─── WORKING DATA ───

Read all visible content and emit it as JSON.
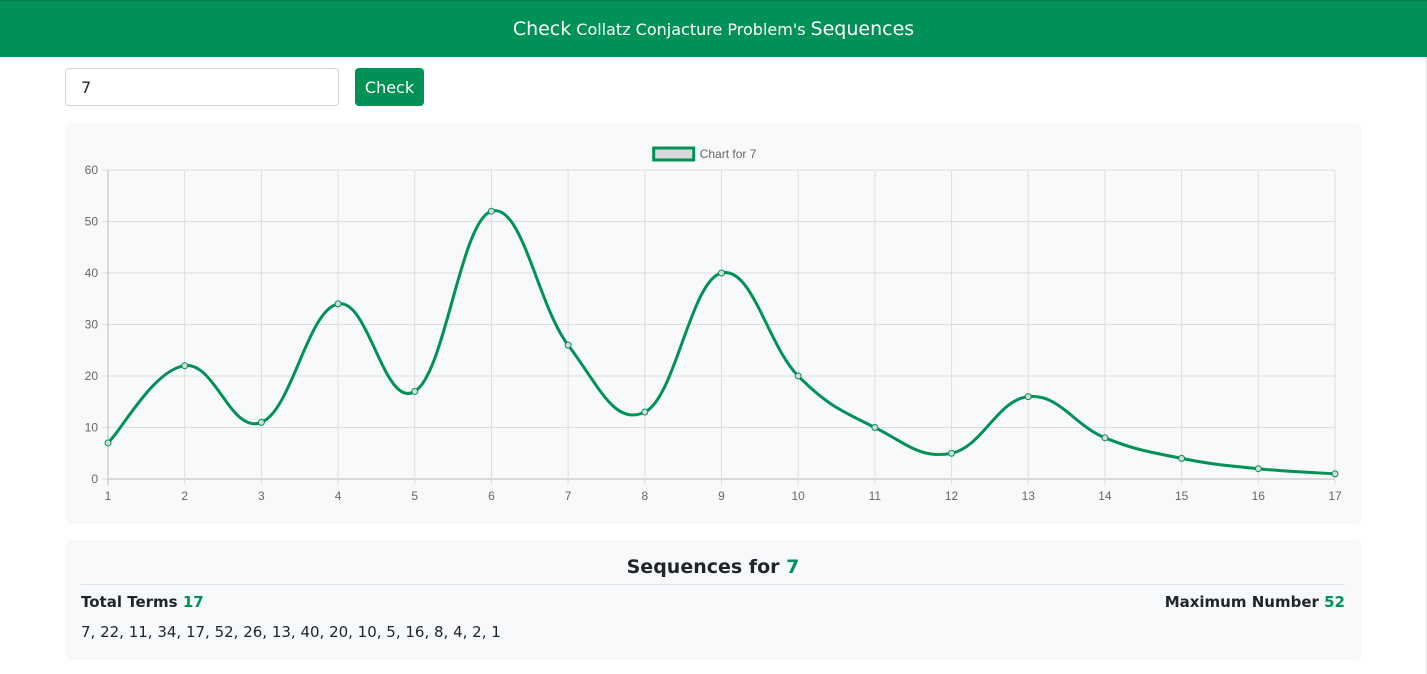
{
  "header": {
    "title_part1": "Check",
    "title_part2": "Collatz Conjacture Problem's",
    "title_part3": "Sequences"
  },
  "search": {
    "value": "7",
    "button_label": "Check"
  },
  "colors": {
    "accent": "#009157",
    "legend_fill": "#d7dad8",
    "grid": "#dddddd",
    "tick_text": "#666666"
  },
  "chart_data": {
    "type": "line",
    "legend": [
      "Chart for 7"
    ],
    "legend_position": "top",
    "grid": true,
    "x": [
      1,
      2,
      3,
      4,
      5,
      6,
      7,
      8,
      9,
      10,
      11,
      12,
      13,
      14,
      15,
      16,
      17
    ],
    "y_ticks": [
      0,
      10,
      20,
      30,
      40,
      50,
      60
    ],
    "ylim": [
      0,
      60
    ],
    "series": [
      {
        "name": "Chart for 7",
        "values": [
          7,
          22,
          11,
          34,
          17,
          52,
          26,
          13,
          40,
          20,
          10,
          5,
          16,
          8,
          4,
          2,
          1
        ]
      }
    ]
  },
  "result": {
    "title_prefix": "Sequences for",
    "title_value": "7",
    "total_terms_label": "Total Terms",
    "total_terms_value": "17",
    "max_label": "Maximum Number",
    "max_value": "52",
    "sequence_text": "7, 22, 11, 34, 17, 52, 26, 13, 40, 20, 10, 5, 16, 8, 4, 2, 1"
  }
}
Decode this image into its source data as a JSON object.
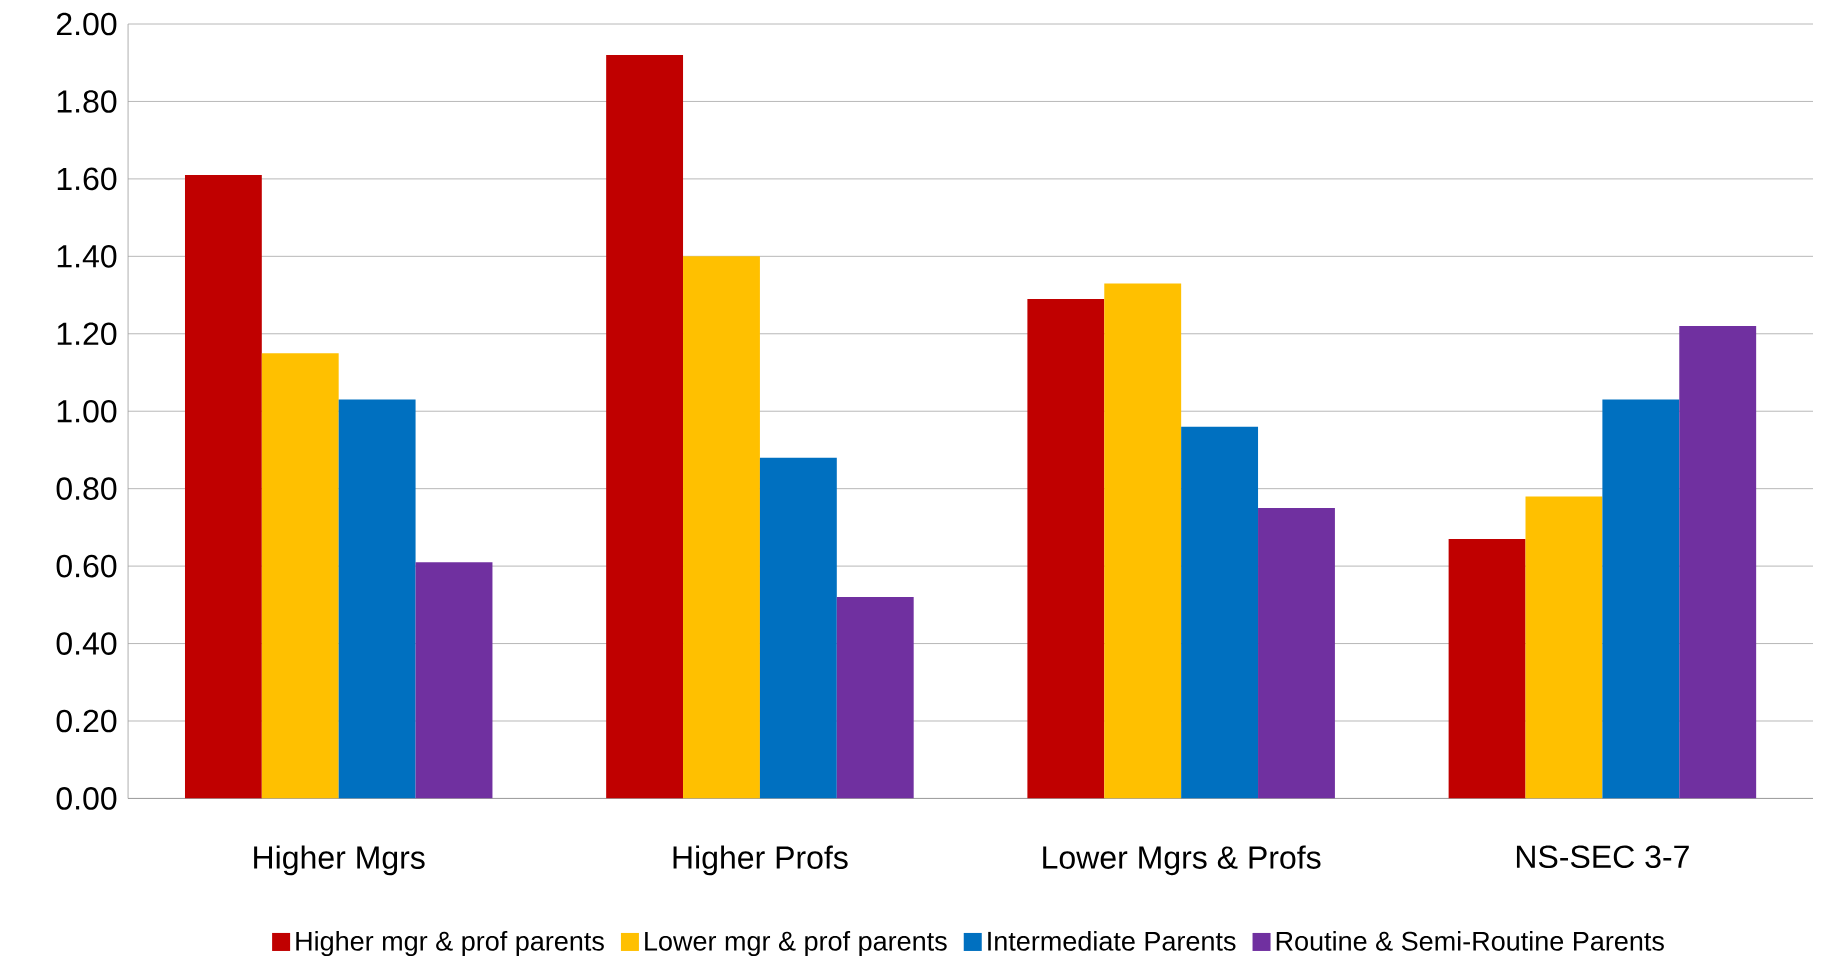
{
  "chart_data": {
    "type": "bar",
    "categories": [
      "Higher Mgrs",
      "Higher Profs",
      "Lower Mgrs & Profs",
      "NS-SEC 3-7"
    ],
    "series": [
      {
        "name": "Higher mgr & prof parents",
        "color": "#c00000",
        "values": [
          1.61,
          1.92,
          1.29,
          0.67
        ]
      },
      {
        "name": "Lower mgr & prof parents",
        "color": "#ffc000",
        "values": [
          1.15,
          1.4,
          1.33,
          0.78
        ]
      },
      {
        "name": "Intermediate Parents",
        "color": "#0070c0",
        "values": [
          1.03,
          0.88,
          0.96,
          1.03
        ]
      },
      {
        "name": "Routine & Semi-Routine Parents",
        "color": "#7030a0",
        "values": [
          0.61,
          0.52,
          0.75,
          1.22
        ]
      }
    ],
    "ylim": [
      0,
      2
    ],
    "yticks": [
      {
        "value": 0,
        "label": "0.00"
      },
      {
        "value": 0.2,
        "label": "0.20"
      },
      {
        "value": 0.4,
        "label": "0.40"
      },
      {
        "value": 0.6,
        "label": "0.60"
      },
      {
        "value": 0.8,
        "label": "0.80"
      },
      {
        "value": 1.0,
        "label": "1.00"
      },
      {
        "value": 1.2,
        "label": "1.20"
      },
      {
        "value": 1.4,
        "label": "1.40"
      },
      {
        "value": 1.6,
        "label": "1.60"
      },
      {
        "value": 1.8,
        "label": "1.80"
      },
      {
        "value": 2.0,
        "label": "2.00"
      }
    ],
    "grid": "y",
    "legend": "bottom"
  }
}
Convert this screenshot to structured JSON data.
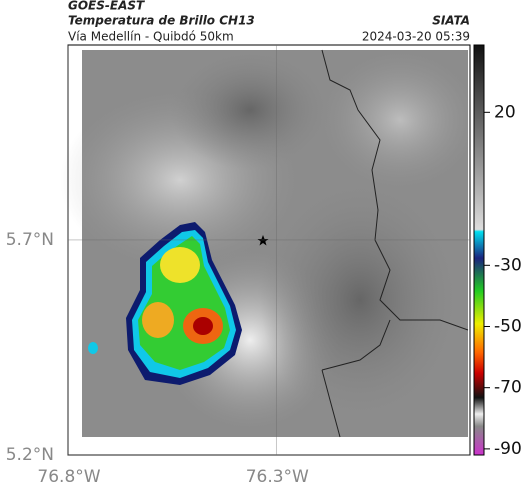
{
  "header": {
    "title": "GOES-EAST",
    "subtitle": "Temperatura de Brillo CH13",
    "source": "SIATA",
    "location": "Vía Medellín - Quibdó 50km",
    "timestamp": "2024-03-20 05:39"
  },
  "map": {
    "xlim": [
      -76.8,
      -75.835
    ],
    "ylim": [
      5.2,
      6.153
    ],
    "xticks": [
      {
        "value": -76.8,
        "label": "76.8°W"
      },
      {
        "value": -76.3,
        "label": "76.3°W"
      }
    ],
    "yticks": [
      {
        "value": 5.2,
        "label": "5.2°N"
      },
      {
        "value": 5.7,
        "label": "5.7°N"
      }
    ]
  },
  "colorbar": {
    "lim": [
      -92,
      42
    ],
    "ticks": [
      20,
      -30,
      -50,
      -70,
      -90
    ]
  }
}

───

* **YOUR GOAL**
Leave the pictures out, and print every line of the listing exactly as written.

* **TASK ANSWER**
Read all visible content and emit it as JSON.
{
  "header": {
    "title_part1": "Check",
    "title_part2": "Collatz Conjacture Problem's",
    "title_part3": "Sequences"
  },
  "search": {
    "value": "7",
    "button_label": "Check"
  },
  "colors": {
    "accent": "#009157",
    "legend_fill": "#d7dad8",
    "grid": "#dddddd",
    "tick_text": "#666666"
  },
  "chart_data": {
    "type": "line",
    "legend": [
      "Chart for 7"
    ],
    "legend_position": "top",
    "grid": true,
    "x": [
      1,
      2,
      3,
      4,
      5,
      6,
      7,
      8,
      9,
      10,
      11,
      12,
      13,
      14,
      15,
      16,
      17
    ],
    "y_ticks": [
      0,
      10,
      20,
      30,
      40,
      50,
      60
    ],
    "ylim": [
      0,
      60
    ],
    "series": [
      {
        "name": "Chart for 7",
        "values": [
          7,
          22,
          11,
          34,
          17,
          52,
          26,
          13,
          40,
          20,
          10,
          5,
          16,
          8,
          4,
          2,
          1
        ]
      }
    ]
  },
  "result": {
    "title_prefix": "Sequences for",
    "title_value": "7",
    "total_terms_label": "Total Terms",
    "total_terms_value": "17",
    "max_label": "Maximum Number",
    "max_value": "52",
    "sequence_text": "7, 22, 11, 34, 17, 52, 26, 13, 40, 20, 10, 5, 16, 8, 4, 2, 1"
  }
}
Decode this image into its source data as a JSON object.
{
  "chart_data": {
    "type": "bar",
    "categories": [
      "Higher Mgrs",
      "Higher Profs",
      "Lower Mgrs & Profs",
      "NS-SEC 3-7"
    ],
    "series": [
      {
        "name": "Higher mgr & prof parents",
        "color": "#c00000",
        "values": [
          1.61,
          1.92,
          1.29,
          0.67
        ]
      },
      {
        "name": "Lower mgr & prof parents",
        "color": "#ffc000",
        "values": [
          1.15,
          1.4,
          1.33,
          0.78
        ]
      },
      {
        "name": "Intermediate Parents",
        "color": "#0070c0",
        "values": [
          1.03,
          0.88,
          0.96,
          1.03
        ]
      },
      {
        "name": "Routine & Semi-Routine Parents",
        "color": "#7030a0",
        "values": [
          0.61,
          0.52,
          0.75,
          1.22
        ]
      }
    ],
    "ylim": [
      0,
      2
    ],
    "yticks": [
      {
        "value": 0,
        "label": "0.00"
      },
      {
        "value": 0.2,
        "label": "0.20"
      },
      {
        "value": 0.4,
        "label": "0.40"
      },
      {
        "value": 0.6,
        "label": "0.60"
      },
      {
        "value": 0.8,
        "label": "0.80"
      },
      {
        "value": 1.0,
        "label": "1.00"
      },
      {
        "value": 1.2,
        "label": "1.20"
      },
      {
        "value": 1.4,
        "label": "1.40"
      },
      {
        "value": 1.6,
        "label": "1.60"
      },
      {
        "value": 1.8,
        "label": "1.80"
      },
      {
        "value": 2.0,
        "label": "2.00"
      }
    ],
    "grid": "y",
    "legend": "bottom"
  }
}
Convert this screenshot to structured JSON data.
{
  "header": {
    "title": "GOES-EAST",
    "subtitle": "Temperatura de Brillo CH13",
    "source": "SIATA",
    "location": "Vía Medellín - Quibdó 50km",
    "timestamp": "2024-03-20 05:39"
  },
  "map": {
    "xlim": [
      -76.8,
      -75.835
    ],
    "ylim": [
      5.2,
      6.153
    ],
    "xticks": [
      {
        "value": -76.8,
        "label": "76.8°W"
      },
      {
        "value": -76.3,
        "label": "76.3°W"
      }
    ],
    "yticks": [
      {
        "value": 5.2,
        "label": "5.2°N"
      },
      {
        "value": 5.7,
        "label": "5.7°N"
      }
    ]
  },
  "colorbar": {
    "lim": [
      -92,
      42
    ],
    "ticks": [
      20,
      -30,
      -50,
      -70,
      -90
    ]
  }
}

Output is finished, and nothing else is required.